━━ Records provided

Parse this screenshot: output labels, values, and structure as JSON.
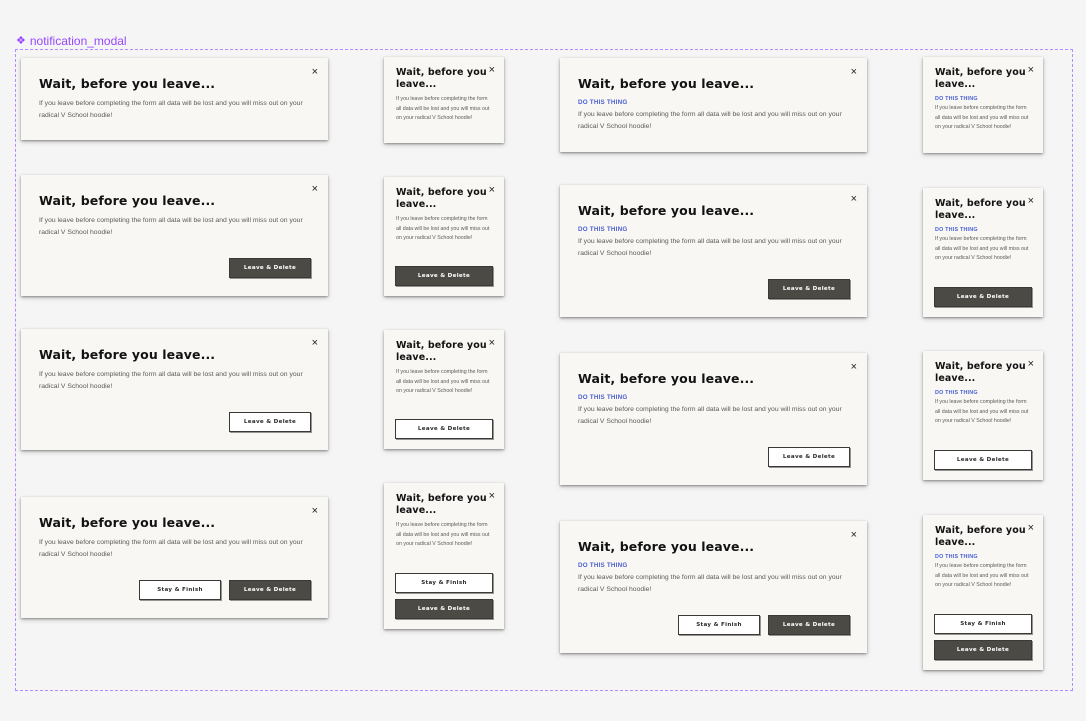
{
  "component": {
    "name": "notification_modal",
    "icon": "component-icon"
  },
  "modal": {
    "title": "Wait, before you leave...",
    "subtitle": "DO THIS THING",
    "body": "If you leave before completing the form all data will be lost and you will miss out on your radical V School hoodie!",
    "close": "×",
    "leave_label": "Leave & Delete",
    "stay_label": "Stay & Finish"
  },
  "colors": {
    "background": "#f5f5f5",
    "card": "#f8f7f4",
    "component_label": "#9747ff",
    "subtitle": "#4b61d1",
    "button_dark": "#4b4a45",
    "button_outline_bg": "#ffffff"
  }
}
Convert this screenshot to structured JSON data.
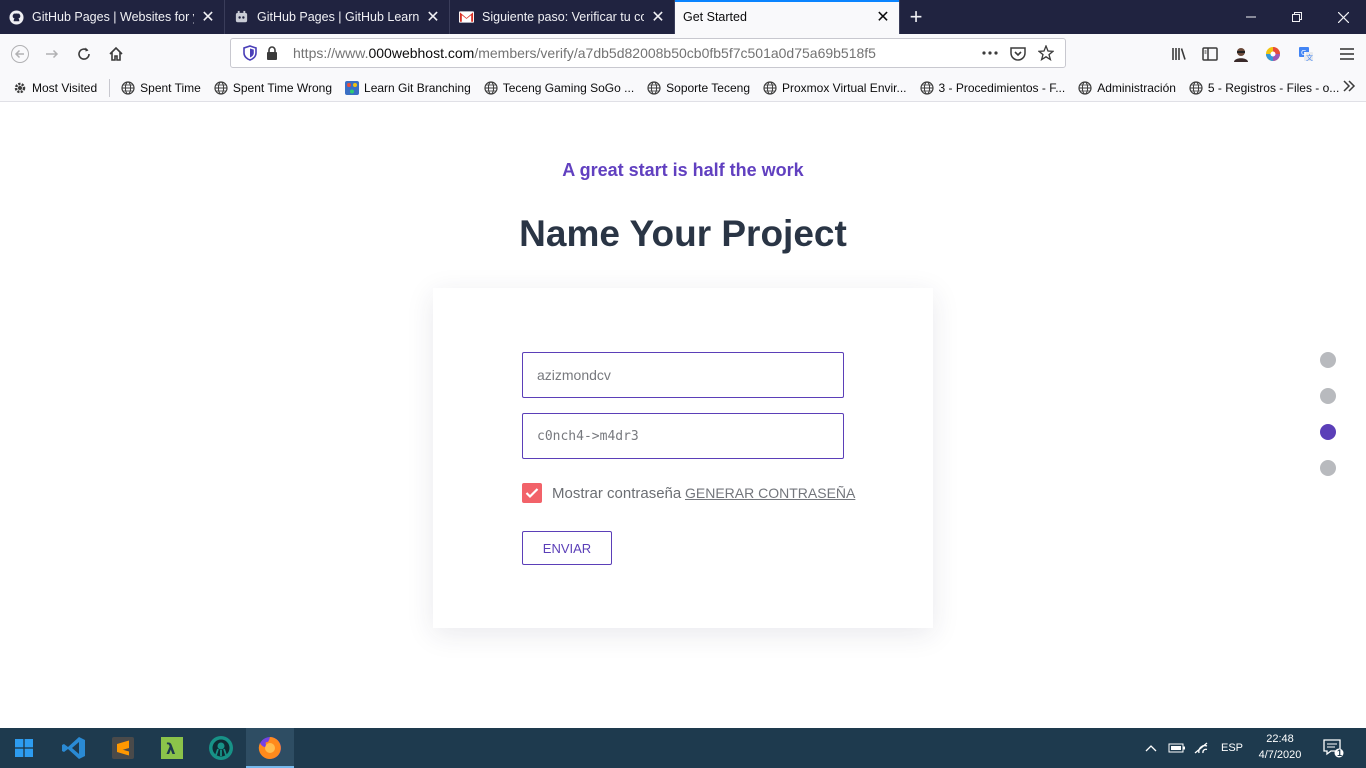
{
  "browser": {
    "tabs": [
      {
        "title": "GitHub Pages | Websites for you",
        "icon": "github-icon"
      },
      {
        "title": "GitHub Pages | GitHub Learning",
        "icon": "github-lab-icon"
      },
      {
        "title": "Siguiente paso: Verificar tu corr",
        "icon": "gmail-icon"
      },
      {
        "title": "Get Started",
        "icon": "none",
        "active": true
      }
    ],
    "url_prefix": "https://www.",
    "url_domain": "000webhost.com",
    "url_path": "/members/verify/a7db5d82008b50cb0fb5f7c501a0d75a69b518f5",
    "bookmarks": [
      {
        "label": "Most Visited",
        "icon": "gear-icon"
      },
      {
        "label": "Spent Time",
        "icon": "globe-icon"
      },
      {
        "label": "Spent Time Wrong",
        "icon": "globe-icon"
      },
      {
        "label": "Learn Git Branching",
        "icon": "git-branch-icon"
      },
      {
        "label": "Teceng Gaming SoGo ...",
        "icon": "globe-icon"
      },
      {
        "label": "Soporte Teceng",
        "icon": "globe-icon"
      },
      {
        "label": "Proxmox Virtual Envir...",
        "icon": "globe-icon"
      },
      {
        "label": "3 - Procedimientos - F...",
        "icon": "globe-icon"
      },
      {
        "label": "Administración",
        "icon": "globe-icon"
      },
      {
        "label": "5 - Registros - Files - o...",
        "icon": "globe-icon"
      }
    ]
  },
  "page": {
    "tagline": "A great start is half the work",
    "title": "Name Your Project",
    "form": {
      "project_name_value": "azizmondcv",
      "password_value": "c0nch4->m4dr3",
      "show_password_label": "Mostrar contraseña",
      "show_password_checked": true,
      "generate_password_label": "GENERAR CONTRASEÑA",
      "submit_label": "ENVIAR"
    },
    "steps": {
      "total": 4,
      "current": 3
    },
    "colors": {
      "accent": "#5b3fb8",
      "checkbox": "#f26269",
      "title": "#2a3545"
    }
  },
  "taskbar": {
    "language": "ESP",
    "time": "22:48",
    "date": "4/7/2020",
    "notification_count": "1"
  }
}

━━━━

Given request
From the listing above, collect each line in which the string "Spent" appears.

Correct output
        "label": "Spent Time",
        "label": "Spent Time Wrong",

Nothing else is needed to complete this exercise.